▶ **WHAT THE EXERCISE ASKS**: Copy out each line below that has the word "adjusted" in it.

▶ **Saved data entries**:
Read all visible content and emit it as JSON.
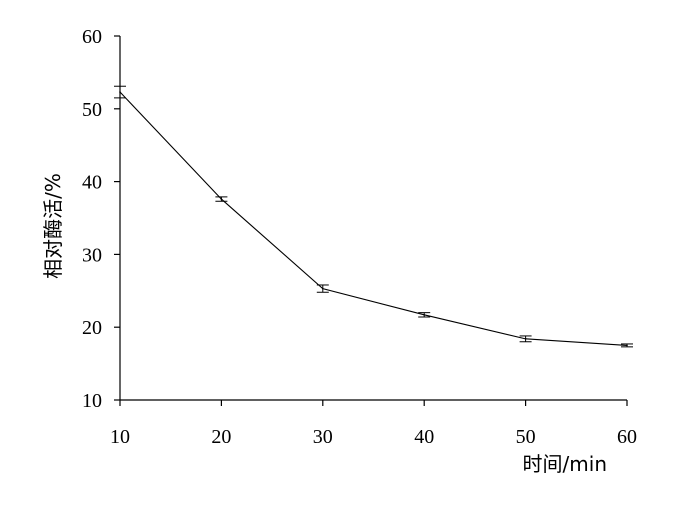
{
  "chart_data": {
    "type": "line",
    "title": "",
    "xlabel": "时间/min",
    "ylabel": "相对酶活/%",
    "xlim": [
      10,
      60
    ],
    "ylim": [
      10,
      60
    ],
    "xticks": [
      10,
      20,
      30,
      40,
      50,
      60
    ],
    "yticks": [
      10,
      20,
      30,
      40,
      50,
      60
    ],
    "grid": false,
    "series": [
      {
        "x": [
          10,
          20,
          30,
          40,
          50,
          60
        ],
        "y": [
          52.3,
          37.6,
          25.3,
          21.7,
          18.4,
          17.5
        ],
        "error": [
          0.8,
          0.3,
          0.5,
          0.3,
          0.4,
          0.2
        ],
        "color": "#000000"
      }
    ]
  }
}
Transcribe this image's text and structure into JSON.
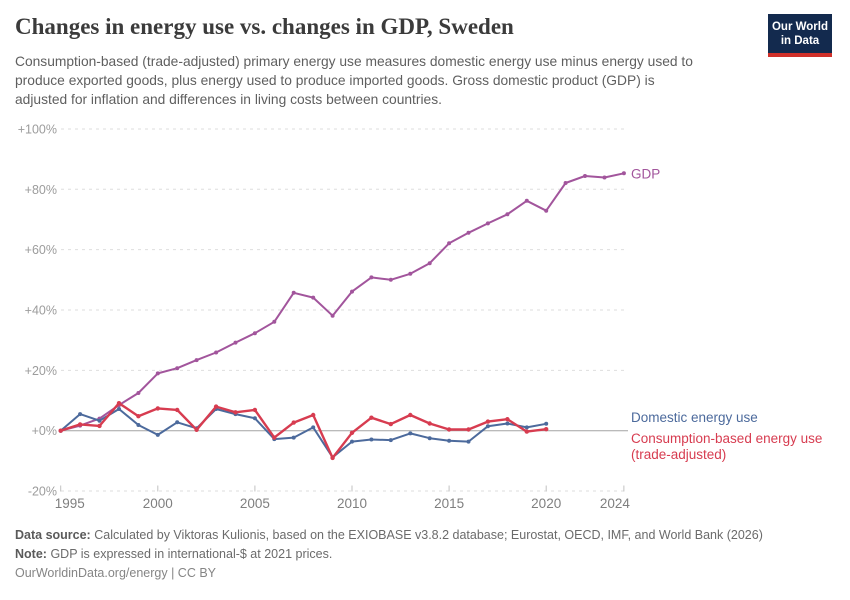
{
  "header": {
    "title": "Changes in energy use vs. changes in GDP, Sweden",
    "subtitle_line1": "Consumption-based (trade-adjusted) primary energy use measures domestic energy use minus energy used to",
    "subtitle_line2": "produce exported goods, plus energy used to produce imported goods. Gross domestic product (GDP) is",
    "subtitle_line3": "adjusted for inflation and differences in living costs between countries.",
    "logo": {
      "line1": "Our World",
      "line2": "in Data",
      "bg_color": "#132a4e",
      "stripe_color": "#d0302a"
    }
  },
  "chart_data": {
    "type": "line",
    "title": "Changes in energy use vs. changes in GDP, Sweden",
    "xlabel": "",
    "ylabel": "",
    "unit": "%",
    "grid": "dashed-horizontal",
    "x_range": [
      1995,
      2024
    ],
    "ylim": [
      -20,
      100
    ],
    "x_ticks": [
      1995,
      2000,
      2005,
      2010,
      2015,
      2020,
      2024
    ],
    "y_ticks": [
      {
        "value": 100,
        "label": "+100%"
      },
      {
        "value": 80,
        "label": "+80%"
      },
      {
        "value": 60,
        "label": "+60%"
      },
      {
        "value": 40,
        "label": "+40%"
      },
      {
        "value": 20,
        "label": "+20%"
      },
      {
        "value": 0,
        "label": "+0%"
      },
      {
        "value": -20,
        "label": "-20%"
      }
    ],
    "series": [
      {
        "name": "GDP",
        "end_label": "GDP",
        "color": "#a2559c",
        "start_year": 1995,
        "values": [
          0,
          1.7,
          4.0,
          8.5,
          12.5,
          19.0,
          20.7,
          23.4,
          25.9,
          29.2,
          32.3,
          36.1,
          45.7,
          44.1,
          38.1,
          46.1,
          50.8,
          50.0,
          52.0,
          55.5,
          62.1,
          65.6,
          68.7,
          71.7,
          76.2,
          72.9,
          82.1,
          84.4,
          83.9,
          85.3
        ]
      },
      {
        "name": "Domestic energy use",
        "end_label": "Domestic energy use",
        "color": "#4c6a9c",
        "start_year": 1995,
        "values": [
          0,
          5.5,
          3.3,
          7.2,
          1.9,
          -1.4,
          2.8,
          0.8,
          7.2,
          5.5,
          4.1,
          -2.8,
          -2.3,
          1.1,
          -8.8,
          -3.6,
          -2.9,
          -3.1,
          -0.9,
          -2.5,
          -3.3,
          -3.6,
          1.5,
          2.4,
          1.1,
          2.3
        ]
      },
      {
        "name": "Consumption-based energy use (trade-adjusted)",
        "end_label": "Consumption-based energy use\n(trade-adjusted)",
        "color": "#d73c50",
        "start_year": 1995,
        "values": [
          0,
          2.1,
          1.6,
          9.1,
          4.8,
          7.4,
          6.9,
          0.3,
          8.0,
          6.1,
          6.9,
          -2.3,
          2.7,
          5.2,
          -9.0,
          -0.7,
          4.3,
          2.2,
          5.2,
          2.4,
          0.4,
          0.4,
          3.0,
          3.8,
          -0.3,
          0.5
        ]
      }
    ],
    "legend_position": "right-end-labels"
  },
  "footer": {
    "source_label": "Data source:",
    "source_text": "Calculated by Viktoras Kulionis, based on the EXIOBASE v3.8.2 database; Eurostat, OECD, IMF, and World Bank (2026)",
    "note_label": "Note:",
    "note_text": "GDP is expressed in international-$ at 2021 prices.",
    "link_text": "OurWorldinData.org/energy | CC BY"
  }
}
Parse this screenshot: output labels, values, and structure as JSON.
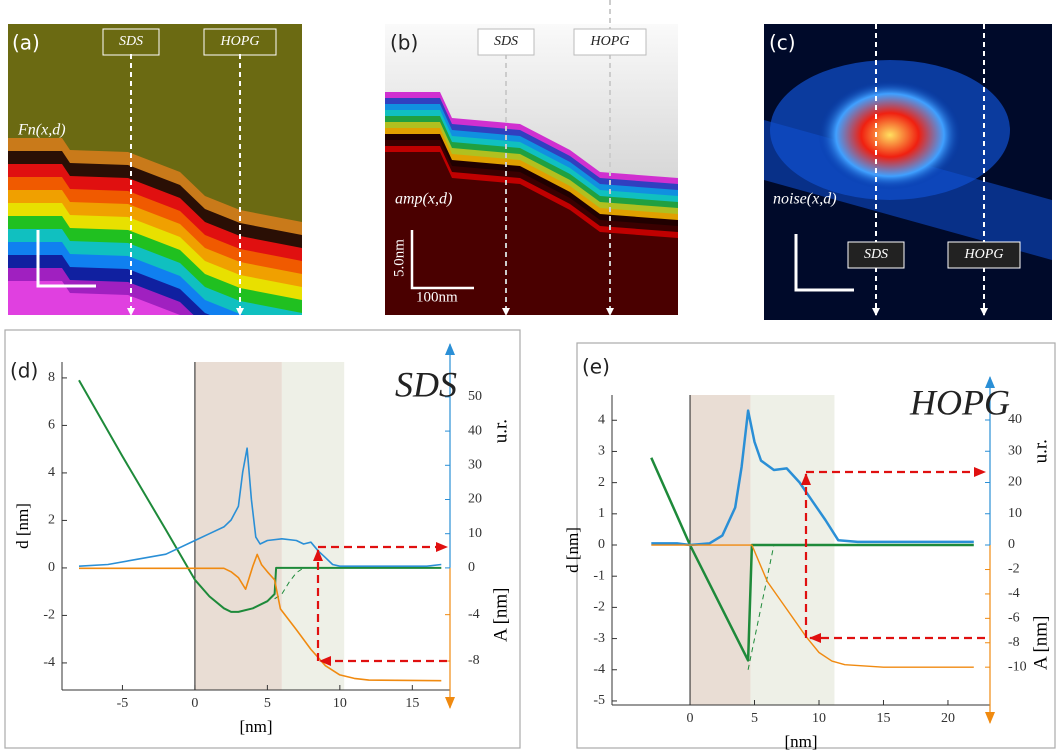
{
  "images": [
    {
      "label": "(a)",
      "tip_labels": [
        "SDS",
        "HOPG"
      ],
      "map_label": "Fn(x,d)"
    },
    {
      "label": "(b)",
      "tip_labels": [
        "SDS",
        "HOPG"
      ],
      "map_label": "amp(x,d)",
      "scale_labels": [
        "5.0nm",
        "100nm"
      ]
    },
    {
      "label": "(c)",
      "tip_labels": [
        "SDS",
        "HOPG"
      ],
      "map_label": "noise(x,d)"
    }
  ],
  "chart_data": [
    {
      "type": "line",
      "panel_label": "(d)",
      "title": "SDS",
      "xlabel": "[nm]",
      "ylabel": "d [nm]",
      "y2label": "u.r.",
      "y3label": "A [nm]",
      "xlim": [
        -9.17,
        17.6
      ],
      "xticks": [
        -5,
        0,
        5,
        10,
        15
      ],
      "ylim": [
        -5.14,
        8.67
      ],
      "yticks": [
        -4,
        -2,
        0,
        2,
        4,
        6,
        8
      ],
      "y2lim": [
        -35.7,
        60.2
      ],
      "y2ticks": [
        0,
        10,
        20,
        30,
        40,
        50
      ],
      "y3lim": [
        -10.5,
        17.8
      ],
      "y3ticks": [
        -4,
        -8
      ],
      "bands": [
        {
          "x": [
            0,
            6
          ],
          "color": "#e9ddd4"
        },
        {
          "x": [
            6,
            10.3
          ],
          "color": "#eef0e7"
        }
      ],
      "series": [
        {
          "axis": "y",
          "color": "#1e8a3a",
          "width": 2,
          "x": [
            -8,
            -5,
            -2,
            0,
            1,
            2,
            2.5,
            3,
            4,
            5,
            5.5,
            5.6,
            6,
            10,
            17
          ],
          "values": [
            7.9,
            4.7,
            1.6,
            -0.5,
            -1.2,
            -1.7,
            -1.85,
            -1.85,
            -1.7,
            -1.4,
            -1.1,
            0,
            0,
            0,
            0
          ]
        },
        {
          "axis": "y",
          "color": "#1e8a3a",
          "width": 1,
          "dash": true,
          "x": [
            5.5,
            6,
            6.5,
            7,
            7.5
          ],
          "values": [
            -1.3,
            -1.1,
            -0.6,
            -0.2,
            0
          ]
        },
        {
          "axis": "y2",
          "color": "#2a8fd6",
          "width": 1.6,
          "x": [
            -8,
            -6,
            -4,
            -2,
            0,
            1,
            2,
            2.5,
            3,
            3.3,
            3.6,
            3.9,
            4.2,
            4.5,
            5,
            6,
            7,
            7.5,
            8,
            8.5,
            9,
            9.5,
            10,
            12,
            14,
            16,
            17
          ],
          "values": [
            0.5,
            1,
            2.5,
            4,
            8,
            10,
            12,
            14,
            18,
            28,
            35,
            20,
            9,
            7,
            8,
            8.5,
            8,
            7,
            7.5,
            5,
            3,
            1,
            0.5,
            0.5,
            0.5,
            0.5,
            1
          ]
        },
        {
          "axis": "y3",
          "color": "#f08a10",
          "width": 1.6,
          "x": [
            -8,
            0,
            2,
            2.5,
            3,
            3.5,
            4,
            4.3,
            4.6,
            5,
            5.5,
            5.9,
            7,
            8,
            9,
            10,
            11,
            12,
            17
          ],
          "values": [
            0,
            0,
            0,
            -0.3,
            -0.8,
            -1.8,
            0.2,
            1.2,
            0.3,
            -0.3,
            -1,
            -3.5,
            -5.3,
            -7,
            -8.4,
            -9.2,
            -9.5,
            -9.65,
            -9.7
          ]
        }
      ]
    },
    {
      "type": "line",
      "panel_label": "(e)",
      "title": "HOPG",
      "xlabel": "[nm]",
      "ylabel": "d [nm]",
      "y2label": "u.r.",
      "y3label": "A [nm]",
      "xlim": [
        -6.05,
        23.26
      ],
      "xticks": [
        0,
        5,
        10,
        15,
        20
      ],
      "ylim": [
        -5.13,
        4.81
      ],
      "yticks": [
        -5,
        -4,
        -3,
        -2,
        -1,
        0,
        1,
        2,
        3,
        4
      ],
      "y2lim": [
        -51.2,
        48
      ],
      "y2ticks": [
        0,
        10,
        20,
        30,
        40
      ],
      "y3lim": [
        -13.1,
        12.3
      ],
      "y3ticks": [
        -2,
        -4,
        -6,
        -8,
        -10
      ],
      "bands": [
        {
          "x": [
            0,
            4.7
          ],
          "color": "#e9ddd4"
        },
        {
          "x": [
            4.7,
            11.2
          ],
          "color": "#eef0e7"
        }
      ],
      "series": [
        {
          "axis": "y",
          "color": "#1e8a3a",
          "width": 2.5,
          "x": [
            -3,
            0,
            4.5,
            4.8,
            22
          ],
          "values": [
            2.8,
            0,
            -3.7,
            0,
            0
          ]
        },
        {
          "axis": "y",
          "color": "#1e8a3a",
          "width": 1,
          "dash": true,
          "x": [
            4.5,
            5.5,
            6.5
          ],
          "values": [
            -4,
            -2,
            0
          ]
        },
        {
          "axis": "y2",
          "color": "#2a8fd6",
          "width": 2.5,
          "x": [
            -3,
            -1,
            0,
            1.5,
            2.5,
            3.5,
            4,
            4.5,
            5,
            5.5,
            6.5,
            7.5,
            8.5,
            9.5,
            10.5,
            11.5,
            13,
            16,
            19,
            22
          ],
          "values": [
            0.5,
            0.5,
            0,
            0.5,
            3,
            12,
            25,
            43,
            33,
            27,
            24,
            24.5,
            20,
            14,
            8,
            1.5,
            1,
            1,
            1,
            1
          ]
        },
        {
          "axis": "y3",
          "color": "#f08a10",
          "width": 1.4,
          "x": [
            -3,
            4.8,
            5,
            6,
            7,
            8,
            9,
            10,
            11,
            12,
            15,
            22
          ],
          "values": [
            0,
            0,
            -0.5,
            -3,
            -4.5,
            -6,
            -7.5,
            -8.8,
            -9.5,
            -9.8,
            -10,
            -10
          ]
        }
      ]
    }
  ]
}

▶ **TASK RESPONSE**:
    "subtitle_line1": "Consumption-based (trade-adjusted) primary energy use measures domestic energy use minus energy used to",
    "subtitle_line3": "adjusted for inflation and differences in living costs between countries.",
        "name": "Consumption-based energy use (trade-adjusted)",
        "end_label": "Consumption-based energy use\n(trade-adjusted)",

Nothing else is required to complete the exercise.